* **CHALLENGE**: Draw out every line with the word "size" from the listing below.

* **DATA SUPPLIED**:
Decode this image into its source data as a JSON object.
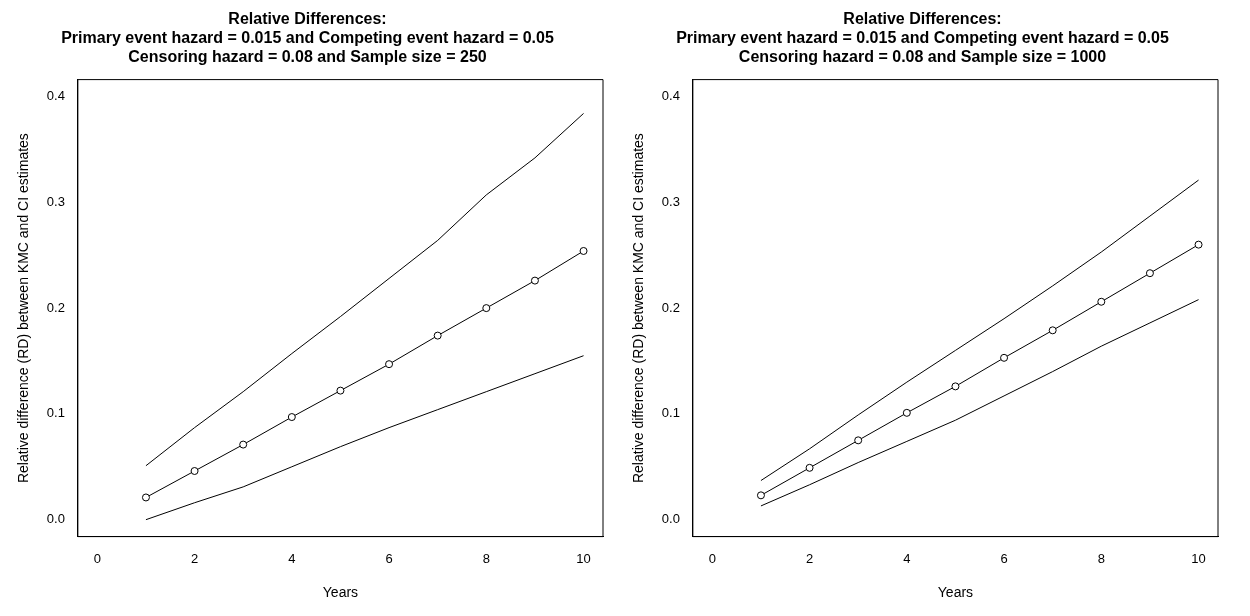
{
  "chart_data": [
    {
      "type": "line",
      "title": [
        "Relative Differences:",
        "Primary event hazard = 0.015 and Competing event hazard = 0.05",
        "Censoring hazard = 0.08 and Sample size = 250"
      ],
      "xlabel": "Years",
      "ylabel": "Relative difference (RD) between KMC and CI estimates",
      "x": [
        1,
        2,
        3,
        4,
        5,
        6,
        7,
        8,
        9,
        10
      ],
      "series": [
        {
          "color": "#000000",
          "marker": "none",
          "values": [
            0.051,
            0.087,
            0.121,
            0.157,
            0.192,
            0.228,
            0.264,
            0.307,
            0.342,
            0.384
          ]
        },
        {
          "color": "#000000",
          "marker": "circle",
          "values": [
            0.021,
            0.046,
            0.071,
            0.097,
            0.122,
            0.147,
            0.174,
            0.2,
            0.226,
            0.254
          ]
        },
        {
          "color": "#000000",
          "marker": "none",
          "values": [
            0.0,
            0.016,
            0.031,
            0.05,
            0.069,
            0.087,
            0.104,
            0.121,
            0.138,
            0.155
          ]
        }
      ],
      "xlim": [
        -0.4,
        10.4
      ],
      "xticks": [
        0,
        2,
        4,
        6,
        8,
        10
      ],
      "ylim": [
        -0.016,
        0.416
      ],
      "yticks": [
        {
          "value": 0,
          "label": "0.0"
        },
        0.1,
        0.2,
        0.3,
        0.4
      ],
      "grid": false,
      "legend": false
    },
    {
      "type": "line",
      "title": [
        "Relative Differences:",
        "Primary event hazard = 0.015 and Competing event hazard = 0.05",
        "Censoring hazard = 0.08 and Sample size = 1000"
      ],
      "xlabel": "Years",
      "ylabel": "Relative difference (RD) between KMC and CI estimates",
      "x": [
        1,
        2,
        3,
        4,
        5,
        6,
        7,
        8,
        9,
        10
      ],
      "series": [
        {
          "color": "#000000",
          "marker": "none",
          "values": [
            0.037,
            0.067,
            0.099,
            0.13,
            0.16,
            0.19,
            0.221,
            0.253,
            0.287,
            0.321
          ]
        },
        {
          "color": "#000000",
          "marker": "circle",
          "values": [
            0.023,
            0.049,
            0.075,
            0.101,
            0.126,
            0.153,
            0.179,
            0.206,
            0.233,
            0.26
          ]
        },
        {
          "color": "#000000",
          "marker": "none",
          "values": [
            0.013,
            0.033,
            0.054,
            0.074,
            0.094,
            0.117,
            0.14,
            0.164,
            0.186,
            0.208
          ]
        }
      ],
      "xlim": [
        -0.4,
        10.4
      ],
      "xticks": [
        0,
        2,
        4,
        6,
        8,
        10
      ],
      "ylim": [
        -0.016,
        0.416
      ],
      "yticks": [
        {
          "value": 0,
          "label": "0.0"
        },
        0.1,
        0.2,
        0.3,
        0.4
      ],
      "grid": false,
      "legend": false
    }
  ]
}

---

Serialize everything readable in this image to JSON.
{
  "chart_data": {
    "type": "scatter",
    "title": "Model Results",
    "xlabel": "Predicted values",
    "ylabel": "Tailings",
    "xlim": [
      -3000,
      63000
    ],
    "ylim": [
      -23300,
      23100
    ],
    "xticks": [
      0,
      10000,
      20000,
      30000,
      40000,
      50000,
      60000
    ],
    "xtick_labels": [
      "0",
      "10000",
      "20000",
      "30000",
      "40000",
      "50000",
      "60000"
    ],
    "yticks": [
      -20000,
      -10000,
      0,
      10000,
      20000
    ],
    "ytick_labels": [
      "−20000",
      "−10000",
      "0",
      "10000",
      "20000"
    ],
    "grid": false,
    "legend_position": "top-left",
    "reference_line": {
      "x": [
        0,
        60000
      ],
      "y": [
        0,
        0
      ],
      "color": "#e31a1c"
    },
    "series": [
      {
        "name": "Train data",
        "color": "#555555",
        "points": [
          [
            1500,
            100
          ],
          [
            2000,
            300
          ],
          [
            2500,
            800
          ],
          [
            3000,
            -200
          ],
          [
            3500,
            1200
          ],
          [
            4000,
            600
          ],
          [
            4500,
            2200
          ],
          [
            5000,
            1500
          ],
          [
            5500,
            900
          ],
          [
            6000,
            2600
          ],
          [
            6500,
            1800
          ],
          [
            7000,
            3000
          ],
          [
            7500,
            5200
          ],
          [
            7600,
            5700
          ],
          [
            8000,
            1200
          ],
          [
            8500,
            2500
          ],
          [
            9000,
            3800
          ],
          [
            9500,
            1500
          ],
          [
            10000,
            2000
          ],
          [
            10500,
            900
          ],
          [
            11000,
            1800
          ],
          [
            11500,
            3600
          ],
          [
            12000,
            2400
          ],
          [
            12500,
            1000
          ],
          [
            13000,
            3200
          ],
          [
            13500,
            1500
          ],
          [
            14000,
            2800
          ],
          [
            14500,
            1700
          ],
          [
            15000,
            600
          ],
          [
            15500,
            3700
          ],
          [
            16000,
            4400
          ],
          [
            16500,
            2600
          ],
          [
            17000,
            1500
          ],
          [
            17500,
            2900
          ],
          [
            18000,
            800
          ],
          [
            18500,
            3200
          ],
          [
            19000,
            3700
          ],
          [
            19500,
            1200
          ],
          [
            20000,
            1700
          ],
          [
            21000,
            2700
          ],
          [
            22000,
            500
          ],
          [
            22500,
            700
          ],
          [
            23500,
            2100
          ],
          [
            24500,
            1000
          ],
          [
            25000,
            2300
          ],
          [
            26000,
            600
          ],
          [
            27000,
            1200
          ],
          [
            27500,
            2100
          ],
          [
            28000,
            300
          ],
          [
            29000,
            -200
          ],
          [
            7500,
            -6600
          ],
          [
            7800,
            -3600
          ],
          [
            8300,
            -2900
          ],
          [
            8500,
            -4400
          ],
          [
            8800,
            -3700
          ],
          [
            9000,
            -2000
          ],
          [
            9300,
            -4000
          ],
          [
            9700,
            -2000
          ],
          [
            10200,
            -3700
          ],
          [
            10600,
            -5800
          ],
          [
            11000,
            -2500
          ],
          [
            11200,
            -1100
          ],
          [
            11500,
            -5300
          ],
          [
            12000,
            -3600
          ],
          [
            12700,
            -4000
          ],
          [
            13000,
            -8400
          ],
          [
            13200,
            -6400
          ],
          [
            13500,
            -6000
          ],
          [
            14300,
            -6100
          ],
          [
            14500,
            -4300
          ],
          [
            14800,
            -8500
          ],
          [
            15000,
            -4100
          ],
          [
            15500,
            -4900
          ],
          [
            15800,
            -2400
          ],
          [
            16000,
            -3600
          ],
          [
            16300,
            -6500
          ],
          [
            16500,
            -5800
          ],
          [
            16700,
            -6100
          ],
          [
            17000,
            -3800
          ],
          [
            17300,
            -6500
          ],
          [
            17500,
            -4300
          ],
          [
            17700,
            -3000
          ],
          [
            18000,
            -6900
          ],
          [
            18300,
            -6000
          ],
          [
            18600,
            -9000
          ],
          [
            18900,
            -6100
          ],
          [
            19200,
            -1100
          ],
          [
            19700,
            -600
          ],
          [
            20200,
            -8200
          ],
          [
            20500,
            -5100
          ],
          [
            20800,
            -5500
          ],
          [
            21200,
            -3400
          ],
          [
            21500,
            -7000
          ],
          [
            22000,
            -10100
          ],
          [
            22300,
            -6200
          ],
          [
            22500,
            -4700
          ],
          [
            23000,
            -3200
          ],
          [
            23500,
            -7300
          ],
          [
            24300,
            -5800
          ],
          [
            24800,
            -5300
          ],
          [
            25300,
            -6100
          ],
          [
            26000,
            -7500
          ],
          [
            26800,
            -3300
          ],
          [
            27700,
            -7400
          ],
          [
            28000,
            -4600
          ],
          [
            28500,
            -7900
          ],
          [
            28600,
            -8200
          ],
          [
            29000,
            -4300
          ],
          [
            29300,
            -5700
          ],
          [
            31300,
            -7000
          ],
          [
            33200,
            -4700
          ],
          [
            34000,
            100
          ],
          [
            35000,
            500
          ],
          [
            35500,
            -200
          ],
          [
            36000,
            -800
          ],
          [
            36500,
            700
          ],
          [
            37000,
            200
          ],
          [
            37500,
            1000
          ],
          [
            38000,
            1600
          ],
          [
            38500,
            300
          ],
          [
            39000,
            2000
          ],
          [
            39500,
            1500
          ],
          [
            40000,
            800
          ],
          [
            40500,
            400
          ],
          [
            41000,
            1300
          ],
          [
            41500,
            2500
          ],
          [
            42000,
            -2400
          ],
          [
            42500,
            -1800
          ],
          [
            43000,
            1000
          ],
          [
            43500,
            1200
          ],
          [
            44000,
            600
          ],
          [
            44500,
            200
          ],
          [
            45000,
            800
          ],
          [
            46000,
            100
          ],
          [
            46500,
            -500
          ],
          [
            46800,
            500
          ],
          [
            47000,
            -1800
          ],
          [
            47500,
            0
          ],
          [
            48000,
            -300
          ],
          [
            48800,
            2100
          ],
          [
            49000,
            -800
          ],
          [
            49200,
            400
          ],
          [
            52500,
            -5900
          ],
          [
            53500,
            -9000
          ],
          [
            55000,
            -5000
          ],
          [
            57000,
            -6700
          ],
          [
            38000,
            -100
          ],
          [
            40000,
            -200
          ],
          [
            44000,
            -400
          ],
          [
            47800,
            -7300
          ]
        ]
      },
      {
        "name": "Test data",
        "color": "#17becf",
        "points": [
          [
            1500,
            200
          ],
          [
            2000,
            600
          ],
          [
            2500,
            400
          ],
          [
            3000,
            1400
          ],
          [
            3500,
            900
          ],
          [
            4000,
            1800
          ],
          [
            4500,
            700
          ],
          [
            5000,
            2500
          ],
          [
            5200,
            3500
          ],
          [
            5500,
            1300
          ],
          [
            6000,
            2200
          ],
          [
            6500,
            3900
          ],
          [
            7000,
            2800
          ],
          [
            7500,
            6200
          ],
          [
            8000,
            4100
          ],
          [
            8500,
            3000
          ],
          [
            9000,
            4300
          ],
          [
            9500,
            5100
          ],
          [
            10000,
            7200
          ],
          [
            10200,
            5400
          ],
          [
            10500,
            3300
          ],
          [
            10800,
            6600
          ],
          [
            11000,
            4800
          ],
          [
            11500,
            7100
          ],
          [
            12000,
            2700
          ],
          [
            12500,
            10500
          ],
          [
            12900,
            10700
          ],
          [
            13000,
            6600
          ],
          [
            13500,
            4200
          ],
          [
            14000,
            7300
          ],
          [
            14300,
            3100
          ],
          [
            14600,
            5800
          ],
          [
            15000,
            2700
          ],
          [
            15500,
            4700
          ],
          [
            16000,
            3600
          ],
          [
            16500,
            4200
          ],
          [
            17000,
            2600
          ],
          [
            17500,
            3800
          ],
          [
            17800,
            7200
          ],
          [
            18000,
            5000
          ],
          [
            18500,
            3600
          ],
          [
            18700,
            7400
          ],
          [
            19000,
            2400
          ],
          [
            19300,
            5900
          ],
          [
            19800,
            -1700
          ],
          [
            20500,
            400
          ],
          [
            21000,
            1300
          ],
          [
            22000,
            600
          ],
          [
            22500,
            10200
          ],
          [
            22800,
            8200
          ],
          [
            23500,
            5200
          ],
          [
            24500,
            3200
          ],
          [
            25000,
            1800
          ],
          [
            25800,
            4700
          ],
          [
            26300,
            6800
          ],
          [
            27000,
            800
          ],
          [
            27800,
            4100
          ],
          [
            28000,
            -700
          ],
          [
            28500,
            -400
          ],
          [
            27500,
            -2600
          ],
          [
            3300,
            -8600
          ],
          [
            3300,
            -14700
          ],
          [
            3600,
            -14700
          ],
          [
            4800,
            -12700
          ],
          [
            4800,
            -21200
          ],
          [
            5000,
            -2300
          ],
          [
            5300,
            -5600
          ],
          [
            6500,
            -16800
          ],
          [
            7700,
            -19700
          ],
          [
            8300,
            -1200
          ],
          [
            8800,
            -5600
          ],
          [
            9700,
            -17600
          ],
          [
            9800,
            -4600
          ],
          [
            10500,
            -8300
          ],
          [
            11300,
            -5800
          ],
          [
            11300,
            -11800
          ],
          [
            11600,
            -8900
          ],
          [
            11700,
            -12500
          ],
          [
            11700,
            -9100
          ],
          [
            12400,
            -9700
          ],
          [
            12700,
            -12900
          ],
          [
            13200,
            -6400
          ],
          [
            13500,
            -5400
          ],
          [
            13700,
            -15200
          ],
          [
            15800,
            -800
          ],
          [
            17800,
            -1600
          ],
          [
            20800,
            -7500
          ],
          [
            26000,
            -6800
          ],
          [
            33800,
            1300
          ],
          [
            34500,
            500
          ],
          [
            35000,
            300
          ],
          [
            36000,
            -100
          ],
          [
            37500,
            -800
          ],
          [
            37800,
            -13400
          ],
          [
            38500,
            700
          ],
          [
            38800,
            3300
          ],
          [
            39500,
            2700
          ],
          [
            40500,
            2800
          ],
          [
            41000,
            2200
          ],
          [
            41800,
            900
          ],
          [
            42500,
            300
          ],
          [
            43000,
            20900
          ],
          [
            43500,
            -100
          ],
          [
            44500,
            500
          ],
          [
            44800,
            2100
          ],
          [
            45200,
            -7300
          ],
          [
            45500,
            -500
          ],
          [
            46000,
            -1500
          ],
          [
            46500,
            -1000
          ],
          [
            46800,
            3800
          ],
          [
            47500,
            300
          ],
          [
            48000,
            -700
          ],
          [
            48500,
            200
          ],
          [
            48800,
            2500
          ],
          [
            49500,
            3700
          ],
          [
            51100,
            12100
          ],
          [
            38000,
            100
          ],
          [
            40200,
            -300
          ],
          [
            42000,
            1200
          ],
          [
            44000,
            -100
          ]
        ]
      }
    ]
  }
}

* **RESULT FOR THIS EXERCISE**:
        "Censoring hazard = 0.08 and Sample size = 250"
        "Censoring hazard = 0.08 and Sample size = 1000"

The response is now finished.